▶ _Stored records_:
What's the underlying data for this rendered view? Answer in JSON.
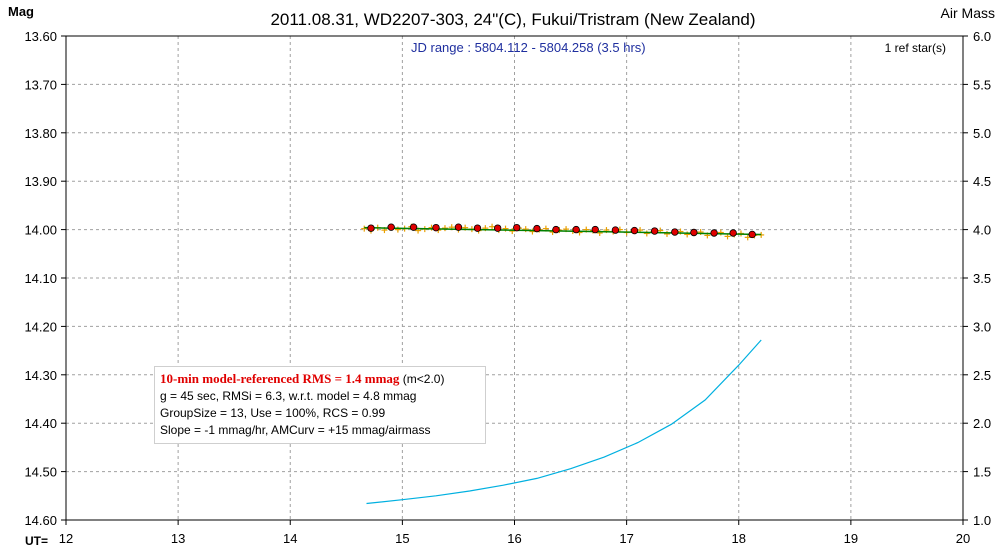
{
  "chart_data": {
    "type": "scatter",
    "title": "2011.08.31, WD2207-303, 24\"(C), Fukui/Tristram (New Zealand)",
    "ylabel": "Mag",
    "y2label": "Air Mass",
    "xlabel": "UT=",
    "subtitle": "JD range : 5804.112 - 5804.258 (3.5 hrs)",
    "ref_stars": "1 ref star(s)",
    "xlim": [
      12,
      20
    ],
    "ylim": [
      14.6,
      13.6
    ],
    "y2lim": [
      1.0,
      6.0
    ],
    "x_ticks": [
      "12",
      "13",
      "14",
      "15",
      "16",
      "17",
      "18",
      "19",
      "20"
    ],
    "y_ticks": [
      "13.60",
      "13.70",
      "13.80",
      "13.90",
      "14.00",
      "14.10",
      "14.20",
      "14.30",
      "14.40",
      "14.50",
      "14.60"
    ],
    "y2_ticks": [
      "6.0",
      "5.5",
      "5.0",
      "4.5",
      "4.0",
      "3.5",
      "3.0",
      "2.5",
      "2.0",
      "1.5",
      "1.0"
    ],
    "grid": true,
    "colors": {
      "raw_points": "#e8a000",
      "binned_points": "#e00000",
      "model_line": "#008000",
      "airmass_curve": "#00b0e0",
      "grid": "#a0a0a0",
      "subtitle": "#00008b"
    },
    "series": [
      {
        "role": "raw",
        "x": [
          14.66,
          14.72,
          14.78,
          14.84,
          14.9,
          14.96,
          15.02,
          15.08,
          15.14,
          15.2,
          15.26,
          15.32,
          15.38,
          15.44,
          15.5,
          15.56,
          15.62,
          15.68,
          15.74,
          15.8,
          15.86,
          15.92,
          15.98,
          16.04,
          16.1,
          16.16,
          16.22,
          16.28,
          16.34,
          16.4,
          16.46,
          16.52,
          16.58,
          16.64,
          16.7,
          16.76,
          16.82,
          16.88,
          16.94,
          17.0,
          17.06,
          17.12,
          17.18,
          17.24,
          17.3,
          17.36,
          17.42,
          17.48,
          17.54,
          17.6,
          17.66,
          17.72,
          17.78,
          17.84,
          17.9,
          17.96,
          18.02,
          18.08,
          18.14,
          18.2
        ],
        "y": [
          13.998,
          14.002,
          13.996,
          14.001,
          13.995,
          14.0,
          13.998,
          13.994,
          14.002,
          13.999,
          13.996,
          14.001,
          13.997,
          13.995,
          14.0,
          13.996,
          13.999,
          14.002,
          13.997,
          13.994,
          14.001,
          13.998,
          14.003,
          13.997,
          13.999,
          14.004,
          14.0,
          13.998,
          14.005,
          14.001,
          13.999,
          14.003,
          14.006,
          14.0,
          14.002,
          14.007,
          14.001,
          14.004,
          14.0,
          14.006,
          14.003,
          14.001,
          14.008,
          14.004,
          14.002,
          14.009,
          14.006,
          14.004,
          14.01,
          14.007,
          14.005,
          14.012,
          14.008,
          14.006,
          14.014,
          14.01,
          14.008,
          14.016,
          14.012,
          14.011
        ]
      },
      {
        "role": "binned",
        "x": [
          14.72,
          14.9,
          15.1,
          15.3,
          15.5,
          15.67,
          15.85,
          16.02,
          16.2,
          16.37,
          16.55,
          16.72,
          16.9,
          17.07,
          17.25,
          17.43,
          17.6,
          17.78,
          17.95,
          18.12
        ],
        "y": [
          13.997,
          13.995,
          13.995,
          13.996,
          13.995,
          13.997,
          13.997,
          13.996,
          13.998,
          14.0,
          14.0,
          14.0,
          14.001,
          14.002,
          14.003,
          14.005,
          14.006,
          14.007,
          14.007,
          14.01
        ]
      },
      {
        "role": "model",
        "x": [
          14.66,
          18.2
        ],
        "y": [
          13.996,
          14.01
        ]
      },
      {
        "role": "airmass",
        "x": [
          14.68,
          15.0,
          15.3,
          15.6,
          15.9,
          16.2,
          16.5,
          16.8,
          17.1,
          17.4,
          17.7,
          18.0,
          18.2
        ],
        "y": [
          1.17,
          1.21,
          1.25,
          1.3,
          1.36,
          1.43,
          1.53,
          1.65,
          1.8,
          1.99,
          2.24,
          2.6,
          2.86
        ]
      }
    ]
  },
  "stats": {
    "rms_head": "10-min model-referenced RMS = 1.4 mmag",
    "rms_tail": " (m<2.0)",
    "line2": "g = 45 sec, RMSi = 6.3, w.r.t. model = 4.8 mmag",
    "line3": "GroupSize = 13, Use = 100%, RCS = 0.99",
    "line4": "Slope = -1 mmag/hr, AMCurv = +15 mmag/airmass"
  }
}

▶ _Request_:
Copy the lines from the entries above in which the word "mmag" appears.

▶ _Written solution_:
    "rms_head": "10-min model-referenced RMS = 1.4 mmag",
    "line2": "g = 45 sec, RMSi = 6.3, w.r.t. model = 4.8 mmag",
    "line4": "Slope = -1 mmag/hr, AMCurv = +15 mmag/airmass"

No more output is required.